• _Your task_:
Could every line of the data be printed exactly as it reads?

• _Input_:
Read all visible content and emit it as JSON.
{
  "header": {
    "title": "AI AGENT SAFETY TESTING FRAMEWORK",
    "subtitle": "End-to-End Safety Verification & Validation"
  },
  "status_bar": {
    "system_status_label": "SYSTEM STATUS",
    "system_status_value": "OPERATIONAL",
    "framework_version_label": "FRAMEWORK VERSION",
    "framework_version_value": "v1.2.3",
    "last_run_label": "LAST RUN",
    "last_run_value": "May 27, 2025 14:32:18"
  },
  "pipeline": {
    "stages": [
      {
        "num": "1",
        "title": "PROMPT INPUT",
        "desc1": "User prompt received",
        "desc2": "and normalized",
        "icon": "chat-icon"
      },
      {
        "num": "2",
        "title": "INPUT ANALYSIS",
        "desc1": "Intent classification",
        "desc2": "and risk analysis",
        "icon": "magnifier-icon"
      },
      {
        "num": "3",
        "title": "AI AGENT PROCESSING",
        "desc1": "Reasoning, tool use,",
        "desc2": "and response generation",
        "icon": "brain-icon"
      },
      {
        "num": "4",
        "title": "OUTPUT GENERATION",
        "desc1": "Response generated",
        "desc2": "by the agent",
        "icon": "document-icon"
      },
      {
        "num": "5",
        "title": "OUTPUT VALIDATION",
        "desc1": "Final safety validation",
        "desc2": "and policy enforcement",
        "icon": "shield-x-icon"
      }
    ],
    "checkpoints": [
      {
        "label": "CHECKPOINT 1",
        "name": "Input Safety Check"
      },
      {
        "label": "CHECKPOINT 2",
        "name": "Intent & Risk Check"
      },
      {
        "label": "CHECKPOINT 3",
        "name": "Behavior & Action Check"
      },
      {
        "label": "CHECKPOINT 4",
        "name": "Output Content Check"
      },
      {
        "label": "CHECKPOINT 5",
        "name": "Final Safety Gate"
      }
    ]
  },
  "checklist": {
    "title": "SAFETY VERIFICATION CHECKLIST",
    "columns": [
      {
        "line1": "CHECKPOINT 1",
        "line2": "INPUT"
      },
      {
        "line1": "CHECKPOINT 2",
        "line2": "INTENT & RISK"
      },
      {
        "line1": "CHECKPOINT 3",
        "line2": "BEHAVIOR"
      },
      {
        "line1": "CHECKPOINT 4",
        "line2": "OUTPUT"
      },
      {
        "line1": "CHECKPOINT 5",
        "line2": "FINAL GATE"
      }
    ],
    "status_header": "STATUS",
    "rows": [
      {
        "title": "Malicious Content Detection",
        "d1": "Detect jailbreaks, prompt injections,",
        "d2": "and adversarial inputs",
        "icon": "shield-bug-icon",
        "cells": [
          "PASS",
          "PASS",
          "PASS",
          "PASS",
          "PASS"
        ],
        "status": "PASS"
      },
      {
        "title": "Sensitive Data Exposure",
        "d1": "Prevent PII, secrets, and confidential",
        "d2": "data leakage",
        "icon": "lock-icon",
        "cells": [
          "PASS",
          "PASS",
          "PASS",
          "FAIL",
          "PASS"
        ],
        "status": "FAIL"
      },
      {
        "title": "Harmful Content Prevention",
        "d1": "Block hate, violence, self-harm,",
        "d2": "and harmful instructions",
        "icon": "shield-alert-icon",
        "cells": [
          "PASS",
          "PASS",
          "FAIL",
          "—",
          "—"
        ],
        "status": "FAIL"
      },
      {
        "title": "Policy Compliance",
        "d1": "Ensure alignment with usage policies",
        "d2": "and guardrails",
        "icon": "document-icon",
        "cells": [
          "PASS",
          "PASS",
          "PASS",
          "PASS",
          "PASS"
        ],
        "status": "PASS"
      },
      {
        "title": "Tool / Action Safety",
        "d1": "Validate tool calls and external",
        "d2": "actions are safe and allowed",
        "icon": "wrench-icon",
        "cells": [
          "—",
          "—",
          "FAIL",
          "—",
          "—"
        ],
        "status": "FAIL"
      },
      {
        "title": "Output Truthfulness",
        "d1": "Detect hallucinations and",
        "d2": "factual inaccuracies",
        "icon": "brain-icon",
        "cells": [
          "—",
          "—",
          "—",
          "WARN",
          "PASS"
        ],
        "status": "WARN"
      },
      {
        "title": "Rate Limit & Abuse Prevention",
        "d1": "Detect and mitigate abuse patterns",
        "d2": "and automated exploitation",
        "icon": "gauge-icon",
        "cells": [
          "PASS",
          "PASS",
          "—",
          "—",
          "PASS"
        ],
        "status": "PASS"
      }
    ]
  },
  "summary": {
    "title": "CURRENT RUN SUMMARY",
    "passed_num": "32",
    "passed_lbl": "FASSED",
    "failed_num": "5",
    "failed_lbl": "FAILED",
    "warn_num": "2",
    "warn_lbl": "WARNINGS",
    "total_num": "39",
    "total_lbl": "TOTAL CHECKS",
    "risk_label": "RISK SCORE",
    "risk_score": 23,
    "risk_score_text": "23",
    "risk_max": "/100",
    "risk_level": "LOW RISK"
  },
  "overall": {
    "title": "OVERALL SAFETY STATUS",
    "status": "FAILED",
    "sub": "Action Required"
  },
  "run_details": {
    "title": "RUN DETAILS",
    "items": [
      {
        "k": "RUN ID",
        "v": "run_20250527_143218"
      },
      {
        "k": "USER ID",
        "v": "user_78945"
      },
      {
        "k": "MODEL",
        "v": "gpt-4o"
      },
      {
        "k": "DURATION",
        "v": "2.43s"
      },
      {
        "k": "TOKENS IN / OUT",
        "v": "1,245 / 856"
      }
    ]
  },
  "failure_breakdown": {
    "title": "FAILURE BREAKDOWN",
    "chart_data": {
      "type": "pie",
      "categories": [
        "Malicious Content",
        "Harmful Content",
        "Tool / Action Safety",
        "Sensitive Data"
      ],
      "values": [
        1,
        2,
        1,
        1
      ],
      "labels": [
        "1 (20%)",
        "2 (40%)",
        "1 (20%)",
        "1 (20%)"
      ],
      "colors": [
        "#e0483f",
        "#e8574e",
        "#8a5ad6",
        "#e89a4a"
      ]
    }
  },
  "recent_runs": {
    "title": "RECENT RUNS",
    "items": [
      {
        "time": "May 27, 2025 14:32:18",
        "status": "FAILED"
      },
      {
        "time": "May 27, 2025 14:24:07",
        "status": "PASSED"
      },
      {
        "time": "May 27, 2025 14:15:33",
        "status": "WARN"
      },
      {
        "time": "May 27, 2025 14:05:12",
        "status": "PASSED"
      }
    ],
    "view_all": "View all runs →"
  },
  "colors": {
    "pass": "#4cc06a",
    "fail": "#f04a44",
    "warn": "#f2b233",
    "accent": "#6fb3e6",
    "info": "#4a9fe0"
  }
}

• _Answer below_:
Read all visible content and emit it as JSON.
{
  "header": {
    "title": "AI AGENT SAFETY TESTING FRAMEWORK",
    "subtitle": "End-to-End Safety Verification & Validation"
  },
  "status_bar": {
    "system_status_label": "SYSTEM STATUS",
    "system_status_value": "OPERATIONAL",
    "framework_version_label": "FRAMEWORK VERSION",
    "framework_version_value": "v1.2.3",
    "last_run_label": "LAST RUN",
    "last_run_value": "May 27, 2025 14:32:18"
  },
  "pipeline": {
    "stages": [
      {
        "num": "1",
        "title": "PROMPT INPUT",
        "desc1": "User prompt received",
        "desc2": "and normalized",
        "icon": "chat-icon"
      },
      {
        "num": "2",
        "title": "INPUT ANALYSIS",
        "desc1": "Intent classification",
        "desc2": "and risk analysis",
        "icon": "magnifier-icon"
      },
      {
        "num": "3",
        "title": "AI AGENT PROCESSING",
        "desc1": "Reasoning, tool use,",
        "desc2": "and response generation",
        "icon": "brain-icon"
      },
      {
        "num": "4",
        "title": "OUTPUT GENERATION",
        "desc1": "Response generated",
        "desc2": "by the agent",
        "icon": "document-icon"
      },
      {
        "num": "5",
        "title": "OUTPUT VALIDATION",
        "desc1": "Final safety validation",
        "desc2": "and policy enforcement",
        "icon": "shield-x-icon"
      }
    ],
    "checkpoints": [
      {
        "label": "CHECKPOINT 1",
        "name": "Input Safety Check"
      },
      {
        "label": "CHECKPOINT 2",
        "name": "Intent & Risk Check"
      },
      {
        "label": "CHECKPOINT 3",
        "name": "Behavior & Action Check"
      },
      {
        "label": "CHECKPOINT 4",
        "name": "Output Content Check"
      },
      {
        "label": "CHECKPOINT 5",
        "name": "Final Safety Gate"
      }
    ]
  },
  "checklist": {
    "title": "SAFETY VERIFICATION CHECKLIST",
    "columns": [
      {
        "line1": "CHECKPOINT 1",
        "line2": "INPUT"
      },
      {
        "line1": "CHECKPOINT 2",
        "line2": "INTENT & RISK"
      },
      {
        "line1": "CHECKPOINT 3",
        "line2": "BEHAVIOR"
      },
      {
        "line1": "CHECKPOINT 4",
        "line2": "OUTPUT"
      },
      {
        "line1": "CHECKPOINT 5",
        "line2": "FINAL GATE"
      }
    ],
    "status_header": "STATUS",
    "rows": [
      {
        "title": "Malicious Content Detection",
        "d1": "Detect jailbreaks, prompt injections,",
        "d2": "and adversarial inputs",
        "icon": "shield-bug-icon",
        "cells": [
          "PASS",
          "PASS",
          "PASS",
          "PASS",
          "PASS"
        ],
        "status": "PASS"
      },
      {
        "title": "Sensitive Data Exposure",
        "d1": "Prevent PII, secrets, and confidential",
        "d2": "data leakage",
        "icon": "lock-icon",
        "cells": [
          "PASS",
          "PASS",
          "PASS",
          "FAIL",
          "PASS"
        ],
        "status": "FAIL"
      },
      {
        "title": "Harmful Content Prevention",
        "d1": "Block hate, violence, self-harm,",
        "d2": "and harmful instructions",
        "icon": "shield-alert-icon",
        "cells": [
          "PASS",
          "PASS",
          "FAIL",
          "—",
          "—"
        ],
        "status": "FAIL"
      },
      {
        "title": "Policy Compliance",
        "d1": "Ensure alignment with usage policies",
        "d2": "and guardrails",
        "icon": "document-icon",
        "cells": [
          "PASS",
          "PASS",
          "PASS",
          "PASS",
          "PASS"
        ],
        "status": "PASS"
      },
      {
        "title": "Tool / Action Safety",
        "d1": "Validate tool calls and external",
        "d2": "actions are safe and allowed",
        "icon": "wrench-icon",
        "cells": [
          "—",
          "—",
          "FAIL",
          "—",
          "—"
        ],
        "status": "FAIL"
      },
      {
        "title": "Output Truthfulness",
        "d1": "Detect hallucinations and",
        "d2": "factual inaccuracies",
        "icon": "brain-icon",
        "cells": [
          "—",
          "—",
          "—",
          "WARN",
          "PASS"
        ],
        "status": "WARN"
      },
      {
        "title": "Rate Limit & Abuse Prevention",
        "d1": "Detect and mitigate abuse patterns",
        "d2": "and automated exploitation",
        "icon": "gauge-icon",
        "cells": [
          "PASS",
          "PASS",
          "—",
          "—",
          "PASS"
        ],
        "status": "PASS"
      }
    ]
  },
  "summary": {
    "title": "CURRENT RUN SUMMARY",
    "passed_num": "32",
    "passed_lbl": "FASSED",
    "failed_num": "5",
    "failed_lbl": "FAILED",
    "warn_num": "2",
    "warn_lbl": "WARNINGS",
    "total_num": "39",
    "total_lbl": "TOTAL CHECKS",
    "risk_label": "RISK SCORE",
    "risk_score": 23,
    "risk_score_text": "23",
    "risk_max": "/100",
    "risk_level": "LOW RISK"
  },
  "overall": {
    "title": "OVERALL SAFETY STATUS",
    "status": "FAILED",
    "sub": "Action Required"
  },
  "run_details": {
    "title": "RUN DETAILS",
    "items": [
      {
        "k": "RUN ID",
        "v": "run_20250527_143218"
      },
      {
        "k": "USER ID",
        "v": "user_78945"
      },
      {
        "k": "MODEL",
        "v": "gpt-4o"
      },
      {
        "k": "DURATION",
        "v": "2.43s"
      },
      {
        "k": "TOKENS IN / OUT",
        "v": "1,245 / 856"
      }
    ]
  },
  "failure_breakdown": {
    "title": "FAILURE BREAKDOWN",
    "chart_data": {
      "type": "pie",
      "categories": [
        "Malicious Content",
        "Harmful Content",
        "Tool / Action Safety",
        "Sensitive Data"
      ],
      "values": [
        1,
        2,
        1,
        1
      ],
      "labels": [
        "1 (20%)",
        "2 (40%)",
        "1 (20%)",
        "1 (20%)"
      ],
      "colors": [
        "#e0483f",
        "#e8574e",
        "#8a5ad6",
        "#e89a4a"
      ]
    }
  },
  "recent_runs": {
    "title": "RECENT RUNS",
    "items": [
      {
        "time": "May 27, 2025 14:32:18",
        "status": "FAILED"
      },
      {
        "time": "May 27, 2025 14:24:07",
        "status": "PASSED"
      },
      {
        "time": "May 27, 2025 14:15:33",
        "status": "WARN"
      },
      {
        "time": "May 27, 2025 14:05:12",
        "status": "PASSED"
      }
    ],
    "view_all": "View all runs →"
  },
  "colors": {
    "pass": "#4cc06a",
    "fail": "#f04a44",
    "warn": "#f2b233",
    "accent": "#6fb3e6",
    "info": "#4a9fe0"
  }
}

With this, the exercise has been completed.